> Set task: Your task is to copy every line of the records below that contains "монтаж".

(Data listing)

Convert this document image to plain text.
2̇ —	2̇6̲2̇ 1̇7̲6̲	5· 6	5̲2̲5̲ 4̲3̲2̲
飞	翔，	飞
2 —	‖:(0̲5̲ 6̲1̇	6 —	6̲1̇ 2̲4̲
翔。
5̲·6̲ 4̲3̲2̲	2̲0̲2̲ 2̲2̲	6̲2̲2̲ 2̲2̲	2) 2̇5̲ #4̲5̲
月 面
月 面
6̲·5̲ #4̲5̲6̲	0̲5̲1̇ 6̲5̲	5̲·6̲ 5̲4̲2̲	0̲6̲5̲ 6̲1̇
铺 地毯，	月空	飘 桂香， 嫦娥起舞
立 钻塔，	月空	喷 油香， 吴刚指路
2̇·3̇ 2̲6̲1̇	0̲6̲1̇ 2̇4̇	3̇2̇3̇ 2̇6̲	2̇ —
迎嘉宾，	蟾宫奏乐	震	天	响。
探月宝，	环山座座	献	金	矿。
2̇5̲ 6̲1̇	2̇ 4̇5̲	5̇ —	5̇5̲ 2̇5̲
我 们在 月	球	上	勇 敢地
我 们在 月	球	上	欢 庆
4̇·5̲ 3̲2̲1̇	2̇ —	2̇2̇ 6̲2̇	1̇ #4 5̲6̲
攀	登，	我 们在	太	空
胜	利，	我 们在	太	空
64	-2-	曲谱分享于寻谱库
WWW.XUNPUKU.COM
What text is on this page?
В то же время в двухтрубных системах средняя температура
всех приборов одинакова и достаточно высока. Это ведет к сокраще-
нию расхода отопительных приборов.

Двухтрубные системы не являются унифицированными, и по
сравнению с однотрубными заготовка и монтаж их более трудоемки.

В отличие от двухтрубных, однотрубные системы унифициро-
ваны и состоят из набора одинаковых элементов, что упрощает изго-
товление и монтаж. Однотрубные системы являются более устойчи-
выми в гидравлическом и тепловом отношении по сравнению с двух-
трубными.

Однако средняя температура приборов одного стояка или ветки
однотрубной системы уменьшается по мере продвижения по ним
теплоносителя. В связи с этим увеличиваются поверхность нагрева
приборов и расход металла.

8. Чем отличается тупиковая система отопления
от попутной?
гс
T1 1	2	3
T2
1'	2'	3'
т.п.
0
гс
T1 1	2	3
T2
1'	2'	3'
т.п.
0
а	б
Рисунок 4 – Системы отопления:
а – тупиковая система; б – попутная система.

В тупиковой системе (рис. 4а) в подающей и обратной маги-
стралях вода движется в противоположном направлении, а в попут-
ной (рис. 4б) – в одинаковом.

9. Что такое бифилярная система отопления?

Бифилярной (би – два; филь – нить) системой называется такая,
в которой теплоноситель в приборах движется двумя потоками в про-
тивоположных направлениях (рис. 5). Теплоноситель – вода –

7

> The response:
сравнению с однотрубными заготовка и монтаж их более трудоемки.
товление и монтаж. Однотрубные системы являются более устойчи-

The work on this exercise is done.